[start]

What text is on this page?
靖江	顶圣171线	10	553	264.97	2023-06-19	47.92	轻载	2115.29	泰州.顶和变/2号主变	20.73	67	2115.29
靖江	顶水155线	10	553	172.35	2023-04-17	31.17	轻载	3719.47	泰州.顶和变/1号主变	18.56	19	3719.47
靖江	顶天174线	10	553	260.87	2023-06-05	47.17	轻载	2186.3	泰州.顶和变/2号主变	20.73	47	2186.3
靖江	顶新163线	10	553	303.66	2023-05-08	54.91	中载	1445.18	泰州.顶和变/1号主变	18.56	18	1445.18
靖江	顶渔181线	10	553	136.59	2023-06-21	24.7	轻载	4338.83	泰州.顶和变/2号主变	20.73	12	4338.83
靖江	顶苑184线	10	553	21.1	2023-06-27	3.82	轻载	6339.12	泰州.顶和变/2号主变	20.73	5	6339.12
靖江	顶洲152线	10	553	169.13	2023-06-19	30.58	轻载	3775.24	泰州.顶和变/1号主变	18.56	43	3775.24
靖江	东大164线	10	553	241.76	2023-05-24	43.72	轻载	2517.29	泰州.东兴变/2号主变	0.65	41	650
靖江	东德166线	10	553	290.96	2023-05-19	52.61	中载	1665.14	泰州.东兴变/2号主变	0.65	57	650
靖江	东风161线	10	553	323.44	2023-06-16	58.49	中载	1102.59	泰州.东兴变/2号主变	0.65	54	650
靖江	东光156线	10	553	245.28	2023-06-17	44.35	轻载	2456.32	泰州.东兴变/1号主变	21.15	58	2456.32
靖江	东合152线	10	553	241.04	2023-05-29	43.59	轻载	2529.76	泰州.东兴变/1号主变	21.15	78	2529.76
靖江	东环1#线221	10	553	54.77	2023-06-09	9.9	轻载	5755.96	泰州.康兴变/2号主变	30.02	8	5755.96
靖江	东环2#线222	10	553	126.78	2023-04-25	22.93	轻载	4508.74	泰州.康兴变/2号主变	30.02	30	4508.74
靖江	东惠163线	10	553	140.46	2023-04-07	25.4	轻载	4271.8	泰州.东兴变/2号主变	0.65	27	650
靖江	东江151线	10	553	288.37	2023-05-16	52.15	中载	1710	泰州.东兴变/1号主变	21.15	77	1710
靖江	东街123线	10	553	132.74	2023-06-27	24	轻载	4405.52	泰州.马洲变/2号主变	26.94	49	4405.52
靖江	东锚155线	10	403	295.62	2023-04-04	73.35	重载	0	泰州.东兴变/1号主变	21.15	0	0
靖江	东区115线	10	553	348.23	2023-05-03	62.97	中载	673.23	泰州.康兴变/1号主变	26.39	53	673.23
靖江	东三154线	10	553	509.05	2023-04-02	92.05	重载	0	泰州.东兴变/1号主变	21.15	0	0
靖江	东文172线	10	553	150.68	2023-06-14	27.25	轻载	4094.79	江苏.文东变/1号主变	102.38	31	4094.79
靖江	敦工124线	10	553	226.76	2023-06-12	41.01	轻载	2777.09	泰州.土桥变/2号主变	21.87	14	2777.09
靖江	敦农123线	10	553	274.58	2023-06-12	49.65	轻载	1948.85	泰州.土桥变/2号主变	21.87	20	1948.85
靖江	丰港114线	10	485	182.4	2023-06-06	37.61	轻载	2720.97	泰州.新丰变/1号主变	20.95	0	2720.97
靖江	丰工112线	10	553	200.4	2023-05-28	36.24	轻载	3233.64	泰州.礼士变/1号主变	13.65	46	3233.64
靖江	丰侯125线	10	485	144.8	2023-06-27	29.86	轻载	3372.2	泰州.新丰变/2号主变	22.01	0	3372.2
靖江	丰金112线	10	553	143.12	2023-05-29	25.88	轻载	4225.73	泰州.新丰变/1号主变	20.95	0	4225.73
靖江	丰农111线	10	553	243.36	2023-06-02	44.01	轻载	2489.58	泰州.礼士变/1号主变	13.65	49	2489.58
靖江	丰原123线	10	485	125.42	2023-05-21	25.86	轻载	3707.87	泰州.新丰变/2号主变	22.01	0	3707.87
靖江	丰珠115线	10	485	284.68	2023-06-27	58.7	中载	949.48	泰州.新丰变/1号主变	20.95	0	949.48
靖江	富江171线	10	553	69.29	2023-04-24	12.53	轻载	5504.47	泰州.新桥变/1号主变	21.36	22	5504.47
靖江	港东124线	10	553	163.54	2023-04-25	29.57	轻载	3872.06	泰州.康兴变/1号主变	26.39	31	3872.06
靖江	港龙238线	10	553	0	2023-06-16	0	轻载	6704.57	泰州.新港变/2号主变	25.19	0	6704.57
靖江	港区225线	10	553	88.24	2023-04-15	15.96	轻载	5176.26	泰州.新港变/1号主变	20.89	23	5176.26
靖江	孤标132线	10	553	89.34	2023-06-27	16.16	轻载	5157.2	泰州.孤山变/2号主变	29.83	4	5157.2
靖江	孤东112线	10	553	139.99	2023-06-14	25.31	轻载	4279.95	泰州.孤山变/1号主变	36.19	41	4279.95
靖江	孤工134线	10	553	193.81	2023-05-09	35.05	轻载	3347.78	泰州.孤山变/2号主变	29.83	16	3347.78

[end]

» **WHAT THE TASK ASKS**:
Write out the entries above word for word.

» **CORRECT RESPONSE**:
What text is on this page?
靖江	顶圣171线	10	553	264.97	2023-06-19	47.92	轻载	2115.29	泰州.顶和变/2号主变	20.73	67	2115.29
靖江	顶水155线	10	553	172.35	2023-04-17	31.17	轻载	3719.47	泰州.顶和变/1号主变	18.56	19	3719.47
靖江	顶天174线	10	553	260.87	2023-06-05	47.17	轻载	2186.3	泰州.顶和变/2号主变	20.73	47	2186.3
靖江	顶新163线	10	553	303.66	2023-05-08	54.91	中载	1445.18	泰州.顶和变/1号主变	18.56	18	1445.18
靖江	顶渔181线	10	553	136.59	2023-06-21	24.7	轻载	4338.83	泰州.顶和变/2号主变	20.73	12	4338.83
靖江	顶苑184线	10	553	21.1	2023-06-27	3.82	轻载	6339.12	泰州.顶和变/2号主变	20.73	5	6339.12
靖江	顶洲152线	10	553	169.13	2023-06-19	30.58	轻载	3775.24	泰州.顶和变/1号主变	18.56	43	3775.24
靖江	东大164线	10	553	241.76	2023-05-24	43.72	轻载	2517.29	泰州.东兴变/2号主变	0.65	41	650
靖江	东德166线	10	553	290.96	2023-05-19	52.61	中载	1665.14	泰州.东兴变/2号主变	0.65	57	650
靖江	东风161线	10	553	323.44	2023-06-16	58.49	中载	1102.59	泰州.东兴变/2号主变	0.65	54	650
靖江	东光156线	10	553	245.28	2023-06-17	44.35	轻载	2456.32	泰州.东兴变/1号主变	21.15	58	2456.32
靖江	东合152线	10	553	241.04	2023-05-29	43.59	轻载	2529.76	泰州.东兴变/1号主变	21.15	78	2529.76
靖江	东环1#线221	10	553	54.77	2023-06-09	9.9	轻载	5755.96	泰州.康兴变/2号主变	30.02	8	5755.96
靖江	东环2#线222	10	553	126.78	2023-04-25	22.93	轻载	4508.74	泰州.康兴变/2号主变	30.02	30	4508.74
靖江	东惠163线	10	553	140.46	2023-04-07	25.4	轻载	4271.8	泰州.东兴变/2号主变	0.65	27	650
靖江	东江151线	10	553	288.37	2023-05-16	52.15	中载	1710	泰州.东兴变/1号主变	21.15	77	1710
靖江	东街123线	10	553	132.74	2023-06-27	24	轻载	4405.52	泰州.马洲变/2号主变	26.94	49	4405.52
靖江	东锚155线	10	403	295.62	2023-04-04	73.35	重载	0	泰州.东兴变/1号主变	21.15	0	0
靖江	东区115线	10	553	348.23	2023-05-03	62.97	中载	673.23	泰州.康兴变/1号主变	26.39	53	673.23
靖江	东三154线	10	553	509.05	2023-04-02	92.05	重载	0	泰州.东兴变/1号主变	21.15	0	0
靖江	东文172线	10	553	150.68	2023-06-14	27.25	轻载	4094.79	江苏.文东变/1号主变	102.38	31	4094.79
靖江	敦工124线	10	553	226.76	2023-06-12	41.01	轻载	2777.09	泰州.土桥变/2号主变	21.87	14	2777.09
靖江	敦农123线	10	553	274.58	2023-06-12	49.65	轻载	1948.85	泰州.土桥变/2号主变	21.87	20	1948.85
靖江	丰港114线	10	485	182.4	2023-06-06	37.61	轻载	2720.97	泰州.新丰变/1号主变	20.95	0	2720.97
靖江	丰工112线	10	553	200.4	2023-05-28	36.24	轻载	3233.64	泰州.礼士变/1号主变	13.65	46	3233.64
靖江	丰侯125线	10	485	144.8	2023-06-27	29.86	轻载	3372.2	泰州.新丰变/2号主变	22.01	0	3372.2
靖江	丰金112线	10	553	143.12	2023-05-29	25.88	轻载	4225.73	泰州.新丰变/1号主变	20.95	0	4225.73
靖江	丰农111线	10	553	243.36	2023-06-02	44.01	轻载	2489.58	泰州.礼士变/1号主变	13.65	49	2489.58
靖江	丰原123线	10	485	125.42	2023-05-21	25.86	轻载	3707.87	泰州.新丰变/2号主变	22.01	0	3707.87
靖江	丰珠115线	10	485	284.68	2023-06-27	58.7	中载	949.48	泰州.新丰变/1号主变	20.95	0	949.48
靖江	富江171线	10	553	69.29	2023-04-24	12.53	轻载	5504.47	泰州.新桥变/1号主变	21.36	22	5504.47
靖江	港东124线	10	553	163.54	2023-04-25	29.57	轻载	3872.06	泰州.康兴变/1号主变	26.39	31	3872.06
靖江	港龙238线	10	553	0	2023-06-16	0	轻载	6704.57	泰州.新港变/2号主变	25.19	0	6704.57
靖江	港区225线	10	553	88.24	2023-04-15	15.96	轻载	5176.26	泰州.新港变/1号主变	20.89	23	5176.26
靖江	孤标132线	10	553	89.34	2023-06-27	16.16	轻载	5157.2	泰州.孤山变/2号主变	29.83	4	5157.2
靖江	孤东112线	10	553	139.99	2023-06-14	25.31	轻载	4279.95	泰州.孤山变/1号主变	36.19	41	4279.95
靖江	孤工134线	10	553	193.81	2023-05-09	35.05	轻载	3347.78	泰州.孤山变/2号主变	29.83	16	3347.78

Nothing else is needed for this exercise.